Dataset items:
········

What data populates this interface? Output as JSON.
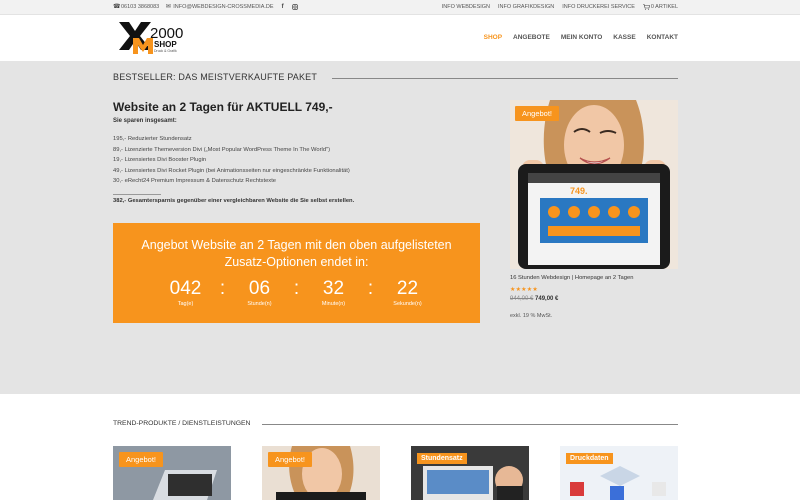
{
  "topbar": {
    "phone": "06103 3868083",
    "email": "INFO@WEBDESIGN-CROSSMEDIA.DE",
    "links": [
      "INFO WEBDESIGN",
      "INFO GRAFIKDESIGN",
      "INFO DRUCKEREI SERVICE"
    ],
    "cart": "0 ARTIKEL"
  },
  "logo": {
    "number": "2000",
    "word": "SHOP",
    "tagline": "Druck & Grafik"
  },
  "nav": [
    "SHOP",
    "ANGEBOTE",
    "MEIN KONTO",
    "KASSE",
    "KONTAKT"
  ],
  "section": {
    "title": "BESTSELLER: DAS MEISTVERKAUFTE PAKET"
  },
  "offer": {
    "heading": "Website an 2 Tagen für AKTUELL 749,-",
    "sparen": "Sie sparen insgesamt:",
    "items": [
      "195,- Reduzierter Stundensatz",
      "89,- Lizenzierte Themeversion Divi („Most Popular WordPress Theme In The World\")",
      "19,- Lizensiertes Divi Booster Plugin",
      "49,- Lizensiertes Divi Rocket Plugin (bei Animationsseiten nur eingeschränkte Funktionalität)",
      "30,- eRecht24 Premium Impressum & Datenschutz Rechtstexte"
    ],
    "summary": "382,- Gesamtersparnis gegenüber einer vergleichbaren Website die Sie selbst erstellen.",
    "box_text": "Angebot Website an 2 Tagen mit den oben aufgelisteten Zusatz-Optionen endet in:",
    "countdown": {
      "days": "042",
      "days_label": "Tag(e)",
      "hours": "06",
      "hours_label": "Stunde(n)",
      "minutes": "32",
      "minutes_label": "Minute(n)",
      "seconds": "22",
      "seconds_label": "Sekunde(n)"
    }
  },
  "product": {
    "badge": "Angebot!",
    "screen_price": "749.",
    "name": "16 Stunden Webdesign | Homepage an 2 Tagen",
    "stars": "★★★★★",
    "old_price": "944,00 €",
    "new_price": "749,00 €",
    "tax": "exkl. 19 % MwSt."
  },
  "trend": {
    "title": "TREND-PRODUKTE / DIENSTLEISTUNGEN",
    "badge1": "Angebot!",
    "badge2": "Angebot!",
    "label3": "Stundensatz",
    "label4": "Druckdaten"
  },
  "colors": {
    "accent": "#f7941d",
    "grey_bg": "#e4e4e4"
  }
}
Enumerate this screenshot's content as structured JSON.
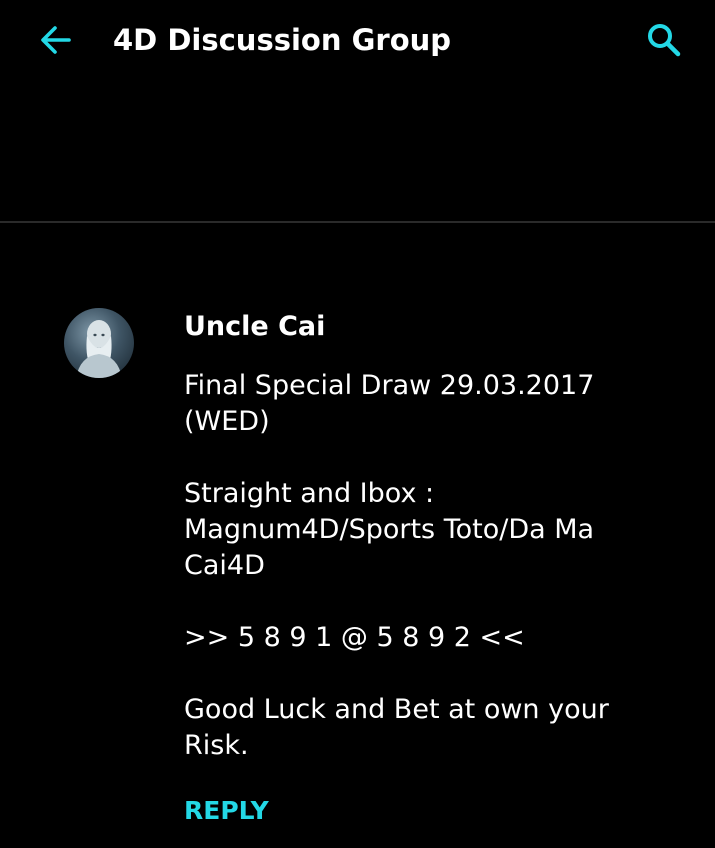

········

All the records above need to be given again word for word. Skip the pictures.

What data populates this interface? Output as JSON.
{
  "topbar": {
    "phone": "06103 3868083",
    "email": "INFO@WEBDESIGN-CROSSMEDIA.DE",
    "links": [
      "INFO WEBDESIGN",
      "INFO GRAFIKDESIGN",
      "INFO DRUCKEREI SERVICE"
    ],
    "cart": "0 ARTIKEL"
  },
  "logo": {
    "number": "2000",
    "word": "SHOP",
    "tagline": "Druck & Grafik"
  },
  "nav": [
    "SHOP",
    "ANGEBOTE",
    "MEIN KONTO",
    "KASSE",
    "KONTAKT"
  ],
  "section": {
    "title": "BESTSELLER: DAS MEISTVERKAUFTE PAKET"
  },
  "offer": {
    "heading": "Website an 2 Tagen für AKTUELL 749,-",
    "sparen": "Sie sparen insgesamt:",
    "items": [
      "195,- Reduzierter Stundensatz",
      "89,- Lizenzierte Themeversion Divi („Most Popular WordPress Theme In The World\")",
      "19,- Lizensiertes Divi Booster Plugin",
      "49,- Lizensiertes Divi Rocket Plugin (bei Animationsseiten nur eingeschränkte Funktionalität)",
      "30,- eRecht24 Premium Impressum & Datenschutz Rechtstexte"
    ],
    "summary": "382,- Gesamtersparnis gegenüber einer vergleichbaren Website die Sie selbst erstellen.",
    "box_text": "Angebot Website an 2 Tagen mit den oben aufgelisteten Zusatz-Optionen endet in:",
    "countdown": {
      "days": "042",
      "days_label": "Tag(e)",
      "hours": "06",
      "hours_label": "Stunde(n)",
      "minutes": "32",
      "minutes_label": "Minute(n)",
      "seconds": "22",
      "seconds_label": "Sekunde(n)"
    }
  },
  "product": {
    "badge": "Angebot!",
    "screen_price": "749.",
    "name": "16 Stunden Webdesign | Homepage an 2 Tagen",
    "stars": "★★★★★",
    "old_price": "944,00 €",
    "new_price": "749,00 €",
    "tax": "exkl. 19 % MwSt."
  },
  "trend": {
    "title": "TREND-PRODUKTE / DIENSTLEISTUNGEN",
    "badge1": "Angebot!",
    "badge2": "Angebot!",
    "label3": "Stundensatz",
    "label4": "Druckdaten"
  },
  "colors": {
    "accent": "#f7941d",
    "grey_bg": "#e4e4e4"
  }
}
Enumerate this screenshot's content as structured JSON.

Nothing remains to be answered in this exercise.